Source information Start Marker

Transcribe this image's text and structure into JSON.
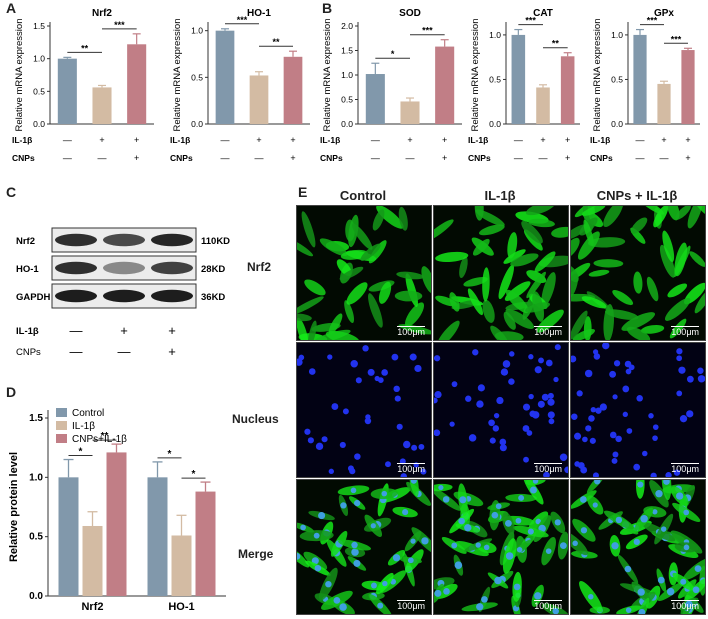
{
  "panels": {
    "a": "A",
    "b": "B",
    "c": "C",
    "d": "D",
    "e": "E"
  },
  "bar_ylabel": "Relative mRNA expression",
  "treatment_labels": {
    "il1b": "IL-1β",
    "cnps": "CNPs"
  },
  "signs": {
    "minus": "—",
    "plus": "+"
  },
  "conditions": [
    {
      "il1b": "minus",
      "cnps": "minus"
    },
    {
      "il1b": "plus",
      "cnps": "minus"
    },
    {
      "il1b": "plus",
      "cnps": "plus"
    }
  ],
  "colors": {
    "control": "#8198ab",
    "il1b": "#d3bba3",
    "cnps": "#c17e86"
  },
  "chart_data": [
    {
      "id": "nrf2",
      "type": "bar",
      "title": "Nrf2",
      "values": [
        1.0,
        0.56,
        1.22
      ],
      "errors": [
        0.02,
        0.03,
        0.16
      ],
      "ylim": [
        0,
        1.5
      ],
      "yticks": [
        "0.0",
        "0.5",
        "1.0",
        "1.5"
      ],
      "sig": [
        {
          "from": 0,
          "to": 1,
          "label": "**"
        },
        {
          "from": 1,
          "to": 2,
          "label": "***"
        }
      ]
    },
    {
      "id": "ho1",
      "type": "bar",
      "title": "HO-1",
      "values": [
        1.0,
        0.52,
        0.72
      ],
      "errors": [
        0.02,
        0.04,
        0.06
      ],
      "ylim": [
        0,
        1.05
      ],
      "yticks": [
        "0.0",
        "0.5",
        "1.0"
      ],
      "sig": [
        {
          "from": 0,
          "to": 1,
          "label": "***"
        },
        {
          "from": 1,
          "to": 2,
          "label": "**"
        }
      ]
    },
    {
      "id": "sod",
      "type": "bar",
      "title": "SOD",
      "values": [
        1.02,
        0.46,
        1.58
      ],
      "errors": [
        0.22,
        0.07,
        0.14
      ],
      "ylim": [
        0,
        2.0
      ],
      "yticks": [
        "0.0",
        "0.5",
        "1.0",
        "1.5",
        "2.0"
      ],
      "sig": [
        {
          "from": 0,
          "to": 1,
          "label": "*"
        },
        {
          "from": 1,
          "to": 2,
          "label": "***"
        }
      ]
    },
    {
      "id": "cat",
      "type": "bar",
      "title": "CAT",
      "values": [
        1.0,
        0.41,
        0.76
      ],
      "errors": [
        0.06,
        0.03,
        0.04
      ],
      "ylim": [
        0,
        1.1
      ],
      "yticks": [
        "0.0",
        "0.5",
        "1.0"
      ],
      "sig": [
        {
          "from": 0,
          "to": 1,
          "label": "***"
        },
        {
          "from": 1,
          "to": 2,
          "label": "**"
        }
      ]
    },
    {
      "id": "gpx",
      "type": "bar",
      "title": "GPx",
      "values": [
        1.0,
        0.45,
        0.83
      ],
      "errors": [
        0.06,
        0.03,
        0.02
      ],
      "ylim": [
        0,
        1.1
      ],
      "yticks": [
        "0.0",
        "0.5",
        "1.0"
      ],
      "sig": [
        {
          "from": 0,
          "to": 1,
          "label": "***"
        },
        {
          "from": 1,
          "to": 2,
          "label": "***"
        }
      ]
    },
    {
      "id": "protein",
      "type": "bar",
      "title": "",
      "ylabel": "Relative protein level",
      "categories": [
        "Nrf2",
        "HO-1"
      ],
      "series": [
        {
          "name": "Control",
          "values": [
            1.0,
            1.0
          ],
          "errors": [
            0.15,
            0.13
          ]
        },
        {
          "name": "IL-1β",
          "values": [
            0.59,
            0.51
          ],
          "errors": [
            0.12,
            0.17
          ]
        },
        {
          "name": "CNPs+IL-1β",
          "values": [
            1.21,
            0.88
          ],
          "errors": [
            0.07,
            0.08
          ]
        }
      ],
      "ylim": [
        0,
        1.5
      ],
      "yticks": [
        "0.0",
        "0.5",
        "1.0",
        "1.5"
      ],
      "legend": "top-left",
      "sig": [
        {
          "cat": 0,
          "from": 0,
          "to": 1,
          "label": "*"
        },
        {
          "cat": 0,
          "from": 1,
          "to": 2,
          "label": "**"
        },
        {
          "cat": 1,
          "from": 0,
          "to": 1,
          "label": "*"
        },
        {
          "cat": 1,
          "from": 1,
          "to": 2,
          "label": "*"
        }
      ]
    }
  ],
  "western": {
    "bands": [
      {
        "name": "Nrf2",
        "kd": "110KD",
        "intensity": [
          0.85,
          0.7,
          0.9
        ]
      },
      {
        "name": "HO-1",
        "kd": "28KD",
        "intensity": [
          0.85,
          0.35,
          0.75
        ]
      },
      {
        "name": "GAPDH",
        "kd": "36KD",
        "intensity": [
          0.95,
          0.95,
          0.95
        ]
      }
    ]
  },
  "if_panel": {
    "columns": [
      "Control",
      "IL-1β",
      "CNPs + IL-1β"
    ],
    "rows": [
      "Nrf2",
      "Nucleus",
      "Merge"
    ],
    "scale": "100μm"
  }
}
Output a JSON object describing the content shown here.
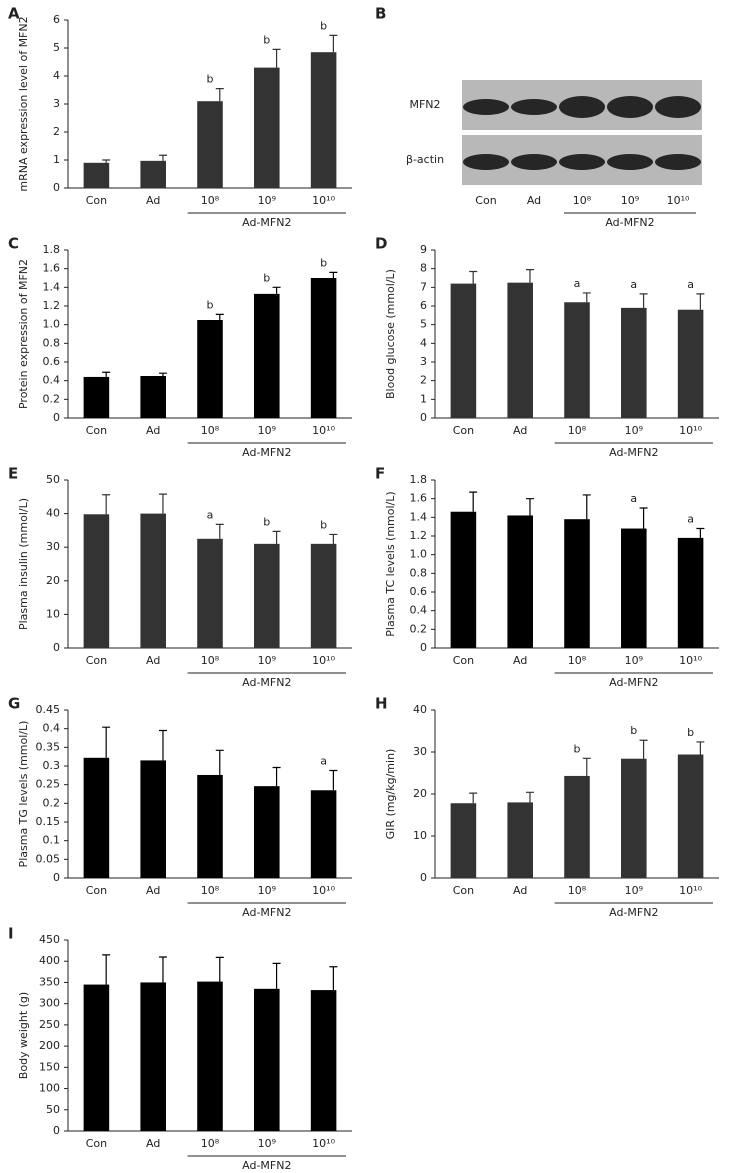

Source information End Marker

• [Assignment]: In the copy, leave out the pictures and restate the records exactly.

• [Result of the exercise]:
Transcribe this image's text and structure into JSON.
{
  "panels": {
    "a": "A",
    "b": "B",
    "c": "C",
    "d": "D",
    "e": "E"
  },
  "bar_ylabel": "Relative mRNA expression",
  "treatment_labels": {
    "il1b": "IL-1β",
    "cnps": "CNPs"
  },
  "signs": {
    "minus": "—",
    "plus": "+"
  },
  "conditions": [
    {
      "il1b": "minus",
      "cnps": "minus"
    },
    {
      "il1b": "plus",
      "cnps": "minus"
    },
    {
      "il1b": "plus",
      "cnps": "plus"
    }
  ],
  "colors": {
    "control": "#8198ab",
    "il1b": "#d3bba3",
    "cnps": "#c17e86"
  },
  "chart_data": [
    {
      "id": "nrf2",
      "type": "bar",
      "title": "Nrf2",
      "values": [
        1.0,
        0.56,
        1.22
      ],
      "errors": [
        0.02,
        0.03,
        0.16
      ],
      "ylim": [
        0,
        1.5
      ],
      "yticks": [
        "0.0",
        "0.5",
        "1.0",
        "1.5"
      ],
      "sig": [
        {
          "from": 0,
          "to": 1,
          "label": "**"
        },
        {
          "from": 1,
          "to": 2,
          "label": "***"
        }
      ]
    },
    {
      "id": "ho1",
      "type": "bar",
      "title": "HO-1",
      "values": [
        1.0,
        0.52,
        0.72
      ],
      "errors": [
        0.02,
        0.04,
        0.06
      ],
      "ylim": [
        0,
        1.05
      ],
      "yticks": [
        "0.0",
        "0.5",
        "1.0"
      ],
      "sig": [
        {
          "from": 0,
          "to": 1,
          "label": "***"
        },
        {
          "from": 1,
          "to": 2,
          "label": "**"
        }
      ]
    },
    {
      "id": "sod",
      "type": "bar",
      "title": "SOD",
      "values": [
        1.02,
        0.46,
        1.58
      ],
      "errors": [
        0.22,
        0.07,
        0.14
      ],
      "ylim": [
        0,
        2.0
      ],
      "yticks": [
        "0.0",
        "0.5",
        "1.0",
        "1.5",
        "2.0"
      ],
      "sig": [
        {
          "from": 0,
          "to": 1,
          "label": "*"
        },
        {
          "from": 1,
          "to": 2,
          "label": "***"
        }
      ]
    },
    {
      "id": "cat",
      "type": "bar",
      "title": "CAT",
      "values": [
        1.0,
        0.41,
        0.76
      ],
      "errors": [
        0.06,
        0.03,
        0.04
      ],
      "ylim": [
        0,
        1.1
      ],
      "yticks": [
        "0.0",
        "0.5",
        "1.0"
      ],
      "sig": [
        {
          "from": 0,
          "to": 1,
          "label": "***"
        },
        {
          "from": 1,
          "to": 2,
          "label": "**"
        }
      ]
    },
    {
      "id": "gpx",
      "type": "bar",
      "title": "GPx",
      "values": [
        1.0,
        0.45,
        0.83
      ],
      "errors": [
        0.06,
        0.03,
        0.02
      ],
      "ylim": [
        0,
        1.1
      ],
      "yticks": [
        "0.0",
        "0.5",
        "1.0"
      ],
      "sig": [
        {
          "from": 0,
          "to": 1,
          "label": "***"
        },
        {
          "from": 1,
          "to": 2,
          "label": "***"
        }
      ]
    },
    {
      "id": "protein",
      "type": "bar",
      "title": "",
      "ylabel": "Relative protein level",
      "categories": [
        "Nrf2",
        "HO-1"
      ],
      "series": [
        {
          "name": "Control",
          "values": [
            1.0,
            1.0
          ],
          "errors": [
            0.15,
            0.13
          ]
        },
        {
          "name": "IL-1β",
          "values": [
            0.59,
            0.51
          ],
          "errors": [
            0.12,
            0.17
          ]
        },
        {
          "name": "CNPs+IL-1β",
          "values": [
            1.21,
            0.88
          ],
          "errors": [
            0.07,
            0.08
          ]
        }
      ],
      "ylim": [
        0,
        1.5
      ],
      "yticks": [
        "0.0",
        "0.5",
        "1.0",
        "1.5"
      ],
      "legend": "top-left",
      "sig": [
        {
          "cat": 0,
          "from": 0,
          "to": 1,
          "label": "*"
        },
        {
          "cat": 0,
          "from": 1,
          "to": 2,
          "label": "**"
        },
        {
          "cat": 1,
          "from": 0,
          "to": 1,
          "label": "*"
        },
        {
          "cat": 1,
          "from": 1,
          "to": 2,
          "label": "*"
        }
      ]
    }
  ],
  "western": {
    "bands": [
      {
        "name": "Nrf2",
        "kd": "110KD",
        "intensity": [
          0.85,
          0.7,
          0.9
        ]
      },
      {
        "name": "HO-1",
        "kd": "28KD",
        "intensity": [
          0.85,
          0.35,
          0.75
        ]
      },
      {
        "name": "GAPDH",
        "kd": "36KD",
        "intensity": [
          0.95,
          0.95,
          0.95
        ]
      }
    ]
  },
  "if_panel": {
    "columns": [
      "Control",
      "IL-1β",
      "CNPs + IL-1β"
    ],
    "rows": [
      "Nrf2",
      "Nucleus",
      "Merge"
    ],
    "scale": "100μm"
  }
}
Output a JSON object describing the content shown here.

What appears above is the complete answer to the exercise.